_Условие задания_
Какое коллективное сочинение исходный текст о кризисе интеллигенции называет «самым настоящим обвинительным актом» против интеллигенции?

_Исходный текст_
В общественном смысле эти выражения вполне решают судьбу теории национального лица. С логической стороны она никогда не могла рассчитывать на длительный успех вследствие своей крайней неопределенности и неряшливости. Но она интересна как симптом переживаемого культурного кризиса.

IV

Все рассмотренные до сих пор признаки кризиса не имеют еще характера прямого нападения на интеллигенцию. Просто то тут, то там люди, уставшие в борьбе, неоправившиеся от растерянности, причиненной поражением, ищут панацеи, способной предохранить от поражений в будущем. Вместо того чтобы глядеть вперед и впереди находить путеводные огни для деятельности, они беспокойно оглядываются назад и линии будущей тактики стараются выкроить по случайным указаниям прошлого, не обобщенным и едва ли как следует продуманным.

Но на этом дело не остановилось. Интеллигенция дождалась самого настоящего обвинительного акта. Это -- "Вехи", плод коллективного творчества целой компании растерянных людей, где интеллигенции ставится в вину все что угодно, кончая чуть не землетрясением в Сицилии.

Вполне понятно, что такой общий обвинительный акт должен был в конце концов появиться. Ибо если в мировоззрении интеллигенции так много неблагополучного, если среди ее доктрин так много ложных, то, очевидно, она больна каким-то органическим недугом. "Вехи" и стараются его обнаружить.

Сохранённые записи из коллекции
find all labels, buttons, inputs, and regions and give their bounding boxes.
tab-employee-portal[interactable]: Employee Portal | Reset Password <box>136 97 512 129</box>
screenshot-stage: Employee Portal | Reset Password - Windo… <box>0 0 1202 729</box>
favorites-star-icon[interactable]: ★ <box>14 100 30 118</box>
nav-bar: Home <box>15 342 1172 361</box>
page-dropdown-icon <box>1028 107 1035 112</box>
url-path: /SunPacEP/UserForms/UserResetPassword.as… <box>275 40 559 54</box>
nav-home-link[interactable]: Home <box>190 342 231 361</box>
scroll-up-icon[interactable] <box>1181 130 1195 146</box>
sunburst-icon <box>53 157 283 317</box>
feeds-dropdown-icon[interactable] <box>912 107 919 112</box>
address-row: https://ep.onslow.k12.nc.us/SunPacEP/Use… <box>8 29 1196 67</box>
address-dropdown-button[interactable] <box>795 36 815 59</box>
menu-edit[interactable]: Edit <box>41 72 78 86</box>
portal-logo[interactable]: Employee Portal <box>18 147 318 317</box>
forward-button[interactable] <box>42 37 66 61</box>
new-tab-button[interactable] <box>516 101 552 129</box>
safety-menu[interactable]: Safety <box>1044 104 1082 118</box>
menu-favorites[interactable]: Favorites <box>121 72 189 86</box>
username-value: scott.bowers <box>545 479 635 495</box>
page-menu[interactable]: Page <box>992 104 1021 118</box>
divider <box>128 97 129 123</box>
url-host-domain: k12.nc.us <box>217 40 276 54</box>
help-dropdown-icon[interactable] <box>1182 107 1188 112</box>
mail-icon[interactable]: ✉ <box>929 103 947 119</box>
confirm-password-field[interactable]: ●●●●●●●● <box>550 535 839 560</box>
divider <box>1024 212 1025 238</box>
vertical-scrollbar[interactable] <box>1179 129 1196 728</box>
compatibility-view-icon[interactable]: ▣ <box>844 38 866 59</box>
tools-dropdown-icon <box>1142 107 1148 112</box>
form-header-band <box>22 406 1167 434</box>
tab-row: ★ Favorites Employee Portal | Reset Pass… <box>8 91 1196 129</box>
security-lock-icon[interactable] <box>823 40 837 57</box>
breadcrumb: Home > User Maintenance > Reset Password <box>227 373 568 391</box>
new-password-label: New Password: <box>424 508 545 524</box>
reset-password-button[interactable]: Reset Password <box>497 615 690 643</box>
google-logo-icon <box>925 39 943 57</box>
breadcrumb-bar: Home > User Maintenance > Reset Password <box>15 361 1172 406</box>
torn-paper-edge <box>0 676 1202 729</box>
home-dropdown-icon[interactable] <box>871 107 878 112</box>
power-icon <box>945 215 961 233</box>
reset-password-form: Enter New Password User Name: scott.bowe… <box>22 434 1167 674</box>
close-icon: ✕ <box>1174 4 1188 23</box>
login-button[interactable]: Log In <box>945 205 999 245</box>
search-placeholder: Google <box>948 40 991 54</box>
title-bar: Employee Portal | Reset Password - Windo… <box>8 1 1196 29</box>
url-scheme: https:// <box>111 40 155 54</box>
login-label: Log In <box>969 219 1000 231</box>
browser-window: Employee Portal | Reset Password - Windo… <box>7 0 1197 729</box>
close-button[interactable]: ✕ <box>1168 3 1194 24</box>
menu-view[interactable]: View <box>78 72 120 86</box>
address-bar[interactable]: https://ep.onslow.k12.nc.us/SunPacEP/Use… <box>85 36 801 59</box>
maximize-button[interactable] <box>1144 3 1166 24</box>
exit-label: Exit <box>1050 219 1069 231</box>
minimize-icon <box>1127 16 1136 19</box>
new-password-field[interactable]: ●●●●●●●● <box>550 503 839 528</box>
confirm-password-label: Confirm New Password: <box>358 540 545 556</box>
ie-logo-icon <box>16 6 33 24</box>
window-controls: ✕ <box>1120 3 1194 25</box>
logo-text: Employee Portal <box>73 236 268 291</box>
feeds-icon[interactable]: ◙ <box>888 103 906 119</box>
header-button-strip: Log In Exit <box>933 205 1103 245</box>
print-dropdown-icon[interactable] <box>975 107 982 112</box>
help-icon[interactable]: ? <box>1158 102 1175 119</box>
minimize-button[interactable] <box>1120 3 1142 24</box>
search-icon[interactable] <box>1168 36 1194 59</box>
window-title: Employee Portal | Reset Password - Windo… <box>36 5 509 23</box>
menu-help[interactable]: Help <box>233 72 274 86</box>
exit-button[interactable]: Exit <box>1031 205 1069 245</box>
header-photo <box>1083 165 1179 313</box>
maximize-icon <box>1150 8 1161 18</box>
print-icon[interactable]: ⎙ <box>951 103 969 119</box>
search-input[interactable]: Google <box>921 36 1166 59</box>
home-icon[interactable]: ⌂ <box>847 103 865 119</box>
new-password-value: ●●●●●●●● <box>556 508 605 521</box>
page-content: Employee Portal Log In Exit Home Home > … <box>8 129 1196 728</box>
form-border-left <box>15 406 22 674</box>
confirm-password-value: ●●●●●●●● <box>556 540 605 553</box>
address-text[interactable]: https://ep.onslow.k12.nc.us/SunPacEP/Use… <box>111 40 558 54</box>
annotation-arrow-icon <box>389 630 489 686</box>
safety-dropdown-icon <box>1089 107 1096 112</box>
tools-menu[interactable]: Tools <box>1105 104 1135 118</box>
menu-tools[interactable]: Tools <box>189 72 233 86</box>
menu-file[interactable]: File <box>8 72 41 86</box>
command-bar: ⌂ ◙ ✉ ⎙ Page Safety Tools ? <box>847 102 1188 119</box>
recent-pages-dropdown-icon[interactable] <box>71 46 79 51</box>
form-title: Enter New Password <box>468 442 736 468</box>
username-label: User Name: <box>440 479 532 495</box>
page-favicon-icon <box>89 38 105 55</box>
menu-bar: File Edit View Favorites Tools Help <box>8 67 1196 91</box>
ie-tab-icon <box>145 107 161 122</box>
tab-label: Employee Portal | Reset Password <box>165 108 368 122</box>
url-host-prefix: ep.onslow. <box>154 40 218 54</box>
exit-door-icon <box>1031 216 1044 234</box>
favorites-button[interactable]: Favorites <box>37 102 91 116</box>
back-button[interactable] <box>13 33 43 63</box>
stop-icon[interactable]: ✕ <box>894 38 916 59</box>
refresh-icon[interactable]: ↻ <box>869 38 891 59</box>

_Ответ на задание_
«Вехи»